- _Aim_
Using the listing below, copy every line that mentions "title".

Figure record listings:
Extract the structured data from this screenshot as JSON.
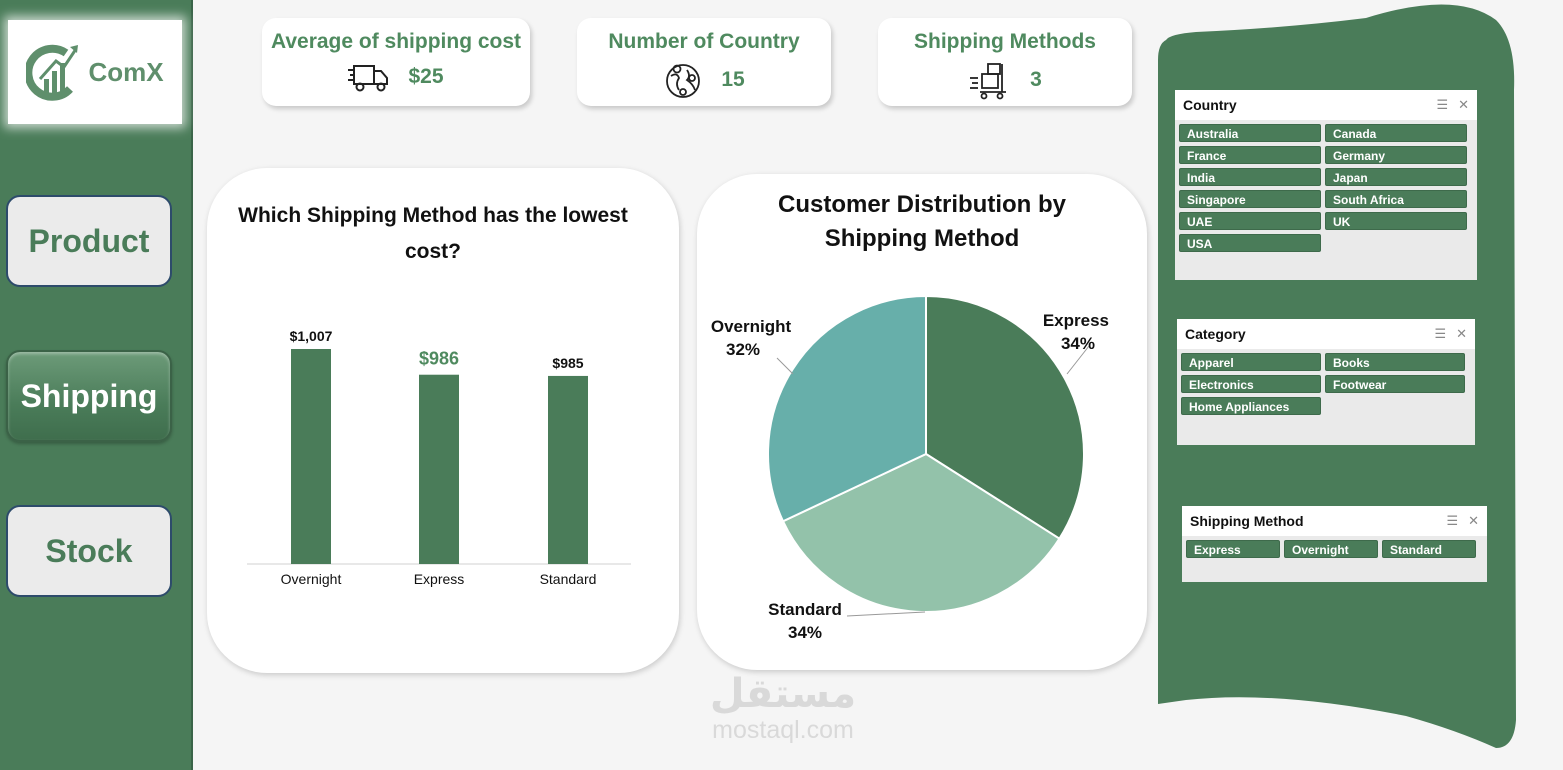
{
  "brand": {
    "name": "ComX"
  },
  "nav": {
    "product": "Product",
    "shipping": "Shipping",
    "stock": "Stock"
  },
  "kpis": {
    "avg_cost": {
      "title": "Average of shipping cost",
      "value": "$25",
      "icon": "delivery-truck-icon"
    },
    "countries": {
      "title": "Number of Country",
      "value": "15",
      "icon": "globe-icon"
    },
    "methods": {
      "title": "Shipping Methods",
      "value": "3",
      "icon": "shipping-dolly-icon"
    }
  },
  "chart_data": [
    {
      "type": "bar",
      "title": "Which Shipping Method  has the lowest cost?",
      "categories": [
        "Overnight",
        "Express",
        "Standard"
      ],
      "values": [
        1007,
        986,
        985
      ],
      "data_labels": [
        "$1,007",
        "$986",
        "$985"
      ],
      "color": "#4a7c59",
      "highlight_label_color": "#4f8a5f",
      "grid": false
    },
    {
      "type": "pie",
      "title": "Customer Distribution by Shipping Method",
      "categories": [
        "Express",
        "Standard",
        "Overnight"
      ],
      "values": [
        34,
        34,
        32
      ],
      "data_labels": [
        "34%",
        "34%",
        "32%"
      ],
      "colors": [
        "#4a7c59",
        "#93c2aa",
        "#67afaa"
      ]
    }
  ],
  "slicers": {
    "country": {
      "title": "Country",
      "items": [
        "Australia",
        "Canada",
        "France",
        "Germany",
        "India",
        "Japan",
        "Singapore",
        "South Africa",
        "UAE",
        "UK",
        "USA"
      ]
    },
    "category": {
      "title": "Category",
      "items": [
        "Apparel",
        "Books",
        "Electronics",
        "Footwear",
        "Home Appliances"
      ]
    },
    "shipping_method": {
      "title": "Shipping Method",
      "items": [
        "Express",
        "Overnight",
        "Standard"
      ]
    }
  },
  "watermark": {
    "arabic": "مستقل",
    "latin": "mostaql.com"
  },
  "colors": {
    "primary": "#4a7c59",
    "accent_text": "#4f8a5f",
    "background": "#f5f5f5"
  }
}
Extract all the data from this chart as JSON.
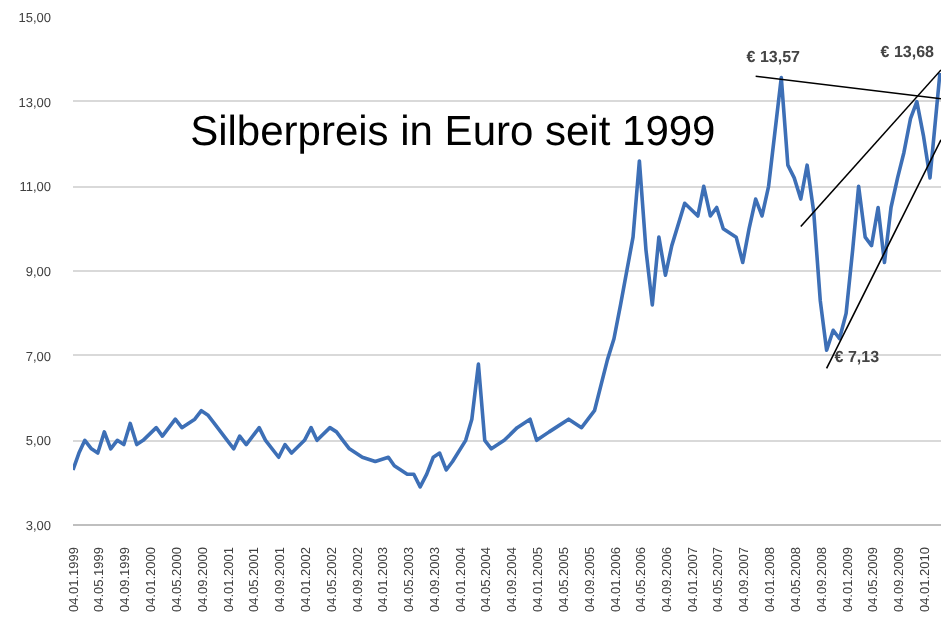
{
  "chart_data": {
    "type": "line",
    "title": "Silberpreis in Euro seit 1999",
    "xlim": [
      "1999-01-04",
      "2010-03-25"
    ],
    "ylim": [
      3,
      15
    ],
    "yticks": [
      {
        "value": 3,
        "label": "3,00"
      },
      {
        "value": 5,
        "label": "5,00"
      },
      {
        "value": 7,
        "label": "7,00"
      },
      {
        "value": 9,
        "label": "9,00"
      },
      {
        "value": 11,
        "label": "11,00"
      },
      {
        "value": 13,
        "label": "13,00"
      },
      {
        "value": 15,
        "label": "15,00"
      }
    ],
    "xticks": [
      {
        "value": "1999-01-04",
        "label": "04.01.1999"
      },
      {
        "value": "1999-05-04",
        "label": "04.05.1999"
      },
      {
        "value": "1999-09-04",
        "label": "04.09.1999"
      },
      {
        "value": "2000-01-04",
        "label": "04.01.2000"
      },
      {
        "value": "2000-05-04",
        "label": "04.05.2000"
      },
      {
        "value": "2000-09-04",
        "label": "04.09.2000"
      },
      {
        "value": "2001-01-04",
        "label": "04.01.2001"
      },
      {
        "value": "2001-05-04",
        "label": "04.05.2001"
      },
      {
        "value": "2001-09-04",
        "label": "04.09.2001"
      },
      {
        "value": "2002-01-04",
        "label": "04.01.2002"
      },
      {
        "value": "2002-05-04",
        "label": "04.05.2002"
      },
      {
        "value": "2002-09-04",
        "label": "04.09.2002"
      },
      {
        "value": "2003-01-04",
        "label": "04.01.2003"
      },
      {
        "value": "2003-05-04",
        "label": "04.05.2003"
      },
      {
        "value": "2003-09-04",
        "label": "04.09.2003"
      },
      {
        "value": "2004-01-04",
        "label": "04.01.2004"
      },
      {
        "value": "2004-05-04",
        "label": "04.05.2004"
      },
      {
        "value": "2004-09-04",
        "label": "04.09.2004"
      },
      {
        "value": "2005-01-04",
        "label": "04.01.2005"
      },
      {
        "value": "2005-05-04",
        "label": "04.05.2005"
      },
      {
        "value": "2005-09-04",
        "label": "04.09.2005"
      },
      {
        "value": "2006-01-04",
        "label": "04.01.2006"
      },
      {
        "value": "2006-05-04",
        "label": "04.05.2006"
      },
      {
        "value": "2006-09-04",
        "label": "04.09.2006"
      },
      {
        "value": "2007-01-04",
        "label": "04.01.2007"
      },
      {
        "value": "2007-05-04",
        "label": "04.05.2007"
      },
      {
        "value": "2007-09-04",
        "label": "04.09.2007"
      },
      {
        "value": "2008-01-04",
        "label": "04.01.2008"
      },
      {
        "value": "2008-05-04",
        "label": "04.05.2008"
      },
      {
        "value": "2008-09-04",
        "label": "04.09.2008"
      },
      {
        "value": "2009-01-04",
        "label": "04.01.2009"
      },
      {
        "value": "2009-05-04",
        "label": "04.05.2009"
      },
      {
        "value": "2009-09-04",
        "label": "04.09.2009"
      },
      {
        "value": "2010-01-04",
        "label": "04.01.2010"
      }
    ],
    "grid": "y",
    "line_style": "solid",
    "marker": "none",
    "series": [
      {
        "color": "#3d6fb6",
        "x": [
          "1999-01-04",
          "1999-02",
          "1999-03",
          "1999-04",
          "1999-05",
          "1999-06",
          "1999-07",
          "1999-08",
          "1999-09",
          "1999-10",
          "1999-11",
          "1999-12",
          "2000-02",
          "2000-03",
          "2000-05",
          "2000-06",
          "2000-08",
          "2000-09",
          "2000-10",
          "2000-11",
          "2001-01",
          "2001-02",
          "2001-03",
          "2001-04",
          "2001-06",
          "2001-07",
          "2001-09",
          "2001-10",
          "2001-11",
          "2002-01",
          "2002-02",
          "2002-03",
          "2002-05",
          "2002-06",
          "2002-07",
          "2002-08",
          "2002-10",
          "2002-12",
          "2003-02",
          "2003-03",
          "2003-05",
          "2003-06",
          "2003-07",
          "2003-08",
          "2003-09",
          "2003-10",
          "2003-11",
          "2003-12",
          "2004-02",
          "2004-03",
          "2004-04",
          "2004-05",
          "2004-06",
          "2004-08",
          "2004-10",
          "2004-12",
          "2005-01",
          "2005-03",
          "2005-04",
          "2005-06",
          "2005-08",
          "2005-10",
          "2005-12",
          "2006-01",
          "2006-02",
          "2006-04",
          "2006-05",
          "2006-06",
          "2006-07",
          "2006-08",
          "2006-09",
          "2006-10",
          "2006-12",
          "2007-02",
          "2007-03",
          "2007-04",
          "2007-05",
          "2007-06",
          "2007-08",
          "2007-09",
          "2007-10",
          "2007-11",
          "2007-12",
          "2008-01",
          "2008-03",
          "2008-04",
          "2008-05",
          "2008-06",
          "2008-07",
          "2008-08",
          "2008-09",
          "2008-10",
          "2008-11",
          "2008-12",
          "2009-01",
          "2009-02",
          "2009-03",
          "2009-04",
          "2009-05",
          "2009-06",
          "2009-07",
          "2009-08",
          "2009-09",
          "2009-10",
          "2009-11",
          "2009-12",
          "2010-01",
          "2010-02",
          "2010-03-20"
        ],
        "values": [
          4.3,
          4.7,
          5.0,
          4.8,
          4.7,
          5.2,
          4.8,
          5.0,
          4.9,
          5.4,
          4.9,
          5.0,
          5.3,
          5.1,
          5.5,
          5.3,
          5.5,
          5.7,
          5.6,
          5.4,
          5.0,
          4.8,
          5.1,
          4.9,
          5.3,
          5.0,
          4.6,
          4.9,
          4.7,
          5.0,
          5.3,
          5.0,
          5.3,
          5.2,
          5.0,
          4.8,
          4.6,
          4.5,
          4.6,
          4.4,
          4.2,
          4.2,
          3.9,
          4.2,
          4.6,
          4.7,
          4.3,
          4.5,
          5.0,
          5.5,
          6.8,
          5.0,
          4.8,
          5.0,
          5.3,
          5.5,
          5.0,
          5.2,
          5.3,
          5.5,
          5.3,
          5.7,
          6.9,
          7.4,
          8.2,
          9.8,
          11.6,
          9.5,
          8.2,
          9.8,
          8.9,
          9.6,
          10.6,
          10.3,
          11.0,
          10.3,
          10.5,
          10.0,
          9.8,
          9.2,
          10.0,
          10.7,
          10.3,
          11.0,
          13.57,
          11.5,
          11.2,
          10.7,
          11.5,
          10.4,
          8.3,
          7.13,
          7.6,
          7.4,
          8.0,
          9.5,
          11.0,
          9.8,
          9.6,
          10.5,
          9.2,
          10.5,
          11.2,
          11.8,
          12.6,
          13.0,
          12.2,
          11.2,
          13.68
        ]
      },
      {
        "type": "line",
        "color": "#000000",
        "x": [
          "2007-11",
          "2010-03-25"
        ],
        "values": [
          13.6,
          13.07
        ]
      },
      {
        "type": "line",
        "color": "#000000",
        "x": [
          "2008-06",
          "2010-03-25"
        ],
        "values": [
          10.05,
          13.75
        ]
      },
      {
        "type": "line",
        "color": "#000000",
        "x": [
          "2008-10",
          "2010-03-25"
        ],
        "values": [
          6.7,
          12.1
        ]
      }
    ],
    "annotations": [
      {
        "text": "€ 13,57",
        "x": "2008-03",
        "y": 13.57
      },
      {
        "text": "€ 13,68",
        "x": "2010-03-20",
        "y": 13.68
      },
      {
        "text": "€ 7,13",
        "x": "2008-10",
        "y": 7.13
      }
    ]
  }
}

* * *

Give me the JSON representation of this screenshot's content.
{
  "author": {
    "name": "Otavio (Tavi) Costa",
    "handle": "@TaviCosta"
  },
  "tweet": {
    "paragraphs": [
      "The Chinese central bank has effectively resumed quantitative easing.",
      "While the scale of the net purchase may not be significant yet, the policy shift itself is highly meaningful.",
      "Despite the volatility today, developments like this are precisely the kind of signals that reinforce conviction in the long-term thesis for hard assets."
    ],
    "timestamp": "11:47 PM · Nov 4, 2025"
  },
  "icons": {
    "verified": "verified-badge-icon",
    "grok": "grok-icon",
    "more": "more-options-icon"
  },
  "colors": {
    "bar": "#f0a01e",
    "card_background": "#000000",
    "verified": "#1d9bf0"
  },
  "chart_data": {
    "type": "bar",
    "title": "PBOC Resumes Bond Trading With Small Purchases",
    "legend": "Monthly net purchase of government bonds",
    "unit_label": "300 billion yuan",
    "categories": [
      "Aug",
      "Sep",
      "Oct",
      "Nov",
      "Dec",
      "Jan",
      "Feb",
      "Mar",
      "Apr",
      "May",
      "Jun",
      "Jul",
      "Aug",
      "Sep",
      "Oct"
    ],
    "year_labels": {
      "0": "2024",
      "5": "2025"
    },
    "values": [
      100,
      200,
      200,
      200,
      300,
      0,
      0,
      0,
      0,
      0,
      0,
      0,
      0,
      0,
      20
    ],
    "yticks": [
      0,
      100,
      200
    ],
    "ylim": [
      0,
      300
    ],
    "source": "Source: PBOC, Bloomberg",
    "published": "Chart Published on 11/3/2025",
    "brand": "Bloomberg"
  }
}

- _Expected answer_
      "title": "Average of shipping cost",
      "title": "Number of Country",
      "title": "Shipping Methods",
      "title": "Which Shipping Method  has the lowest cost?",
      "title": "Customer Distribution by Shipping Method",
      "title": "Country",
      "title": "Category",
      "title": "Shipping Method",
    "title": "Silberpreis in Euro seit 1999",
    "title": "PBOC Resumes Bond Trading With Small Purchases",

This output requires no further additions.